What is required
Reproduce all of the data exactly, with no line skipped.

Listed records
··········
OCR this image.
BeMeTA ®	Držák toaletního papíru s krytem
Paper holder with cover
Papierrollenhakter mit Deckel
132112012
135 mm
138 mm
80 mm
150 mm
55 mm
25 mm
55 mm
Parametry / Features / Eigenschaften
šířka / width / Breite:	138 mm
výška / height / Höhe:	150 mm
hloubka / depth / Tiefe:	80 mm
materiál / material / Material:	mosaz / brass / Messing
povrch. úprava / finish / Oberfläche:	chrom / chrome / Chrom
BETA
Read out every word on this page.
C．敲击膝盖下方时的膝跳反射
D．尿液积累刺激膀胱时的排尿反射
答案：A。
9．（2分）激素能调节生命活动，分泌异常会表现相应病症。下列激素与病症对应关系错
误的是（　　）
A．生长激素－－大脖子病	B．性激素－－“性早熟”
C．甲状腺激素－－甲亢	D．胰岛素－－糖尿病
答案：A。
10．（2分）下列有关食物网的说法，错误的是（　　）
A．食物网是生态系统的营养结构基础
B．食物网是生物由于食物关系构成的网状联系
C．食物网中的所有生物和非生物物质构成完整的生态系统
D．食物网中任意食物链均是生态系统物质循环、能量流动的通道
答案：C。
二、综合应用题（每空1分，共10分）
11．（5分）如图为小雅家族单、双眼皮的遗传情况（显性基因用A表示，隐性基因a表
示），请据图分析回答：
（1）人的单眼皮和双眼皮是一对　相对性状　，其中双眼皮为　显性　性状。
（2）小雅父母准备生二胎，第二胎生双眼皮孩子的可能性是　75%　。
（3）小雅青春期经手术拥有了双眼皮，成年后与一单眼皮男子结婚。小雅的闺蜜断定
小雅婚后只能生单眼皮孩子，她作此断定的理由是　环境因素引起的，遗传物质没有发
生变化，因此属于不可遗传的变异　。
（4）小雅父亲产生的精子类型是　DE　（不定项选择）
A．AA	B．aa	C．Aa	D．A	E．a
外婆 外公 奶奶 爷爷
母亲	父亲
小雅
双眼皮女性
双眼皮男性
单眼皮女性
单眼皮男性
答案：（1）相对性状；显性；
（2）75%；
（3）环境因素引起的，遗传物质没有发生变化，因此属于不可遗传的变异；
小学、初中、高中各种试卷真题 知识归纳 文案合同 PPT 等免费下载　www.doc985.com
··········
Written response
OCR this image.
BeMeTA ®	Držák toaletního papíru s krytem
Paper holder with cover
Papierrollenhakter mit Deckel
132112012
135 mm
138 mm
80 mm
150 mm
55 mm
25 mm
55 mm
Parametry / Features / Eigenschaften
šířka / width / Breite:	138 mm
výška / height / Höhe:	150 mm
hloubka / depth / Tiefe:	80 mm
materiál / material / Material:	mosaz / brass / Messing
povrch. úprava / finish / Oberfläche:	chrom / chrome / Chrom
BETA
Read out every word on this page.
C．敲击膝盖下方时的膝跳反射
D．尿液积累刺激膀胱时的排尿反射
答案：A。
9．（2分）激素能调节生命活动，分泌异常会表现相应病症。下列激素与病症对应关系错
误的是（　　）
A．生长激素－－大脖子病	B．性激素－－“性早熟”
C．甲状腺激素－－甲亢	D．胰岛素－－糖尿病
答案：A。
10．（2分）下列有关食物网的说法，错误的是（　　）
A．食物网是生态系统的营养结构基础
B．食物网是生物由于食物关系构成的网状联系
C．食物网中的所有生物和非生物物质构成完整的生态系统
D．食物网中任意食物链均是生态系统物质循环、能量流动的通道
答案：C。
二、综合应用题（每空1分，共10分）
11．（5分）如图为小雅家族单、双眼皮的遗传情况（显性基因用A表示，隐性基因a表
示），请据图分析回答：
（1）人的单眼皮和双眼皮是一对　相对性状　，其中双眼皮为　显性　性状。
（2）小雅父母准备生二胎，第二胎生双眼皮孩子的可能性是　75%　。
（3）小雅青春期经手术拥有了双眼皮，成年后与一单眼皮男子结婚。小雅的闺蜜断定
小雅婚后只能生单眼皮孩子，她作此断定的理由是　环境因素引起的，遗传物质没有发
生变化，因此属于不可遗传的变异　。
（4）小雅父亲产生的精子类型是　DE　（不定项选择）
A．AA	B．aa	C．Aa	D．A	E．a
外婆 外公 奶奶 爷爷
母亲	父亲
小雅
双眼皮女性
双眼皮男性
单眼皮女性
单眼皮男性
答案：（1）相对性状；显性；
（2）75%；
（3）环境因素引起的，遗传物质没有发生变化，因此属于不可遗传的变异；
小学、初中、高中各种试卷真题 知识归纳 文案合同 PPT 等免费下载　www.doc985.com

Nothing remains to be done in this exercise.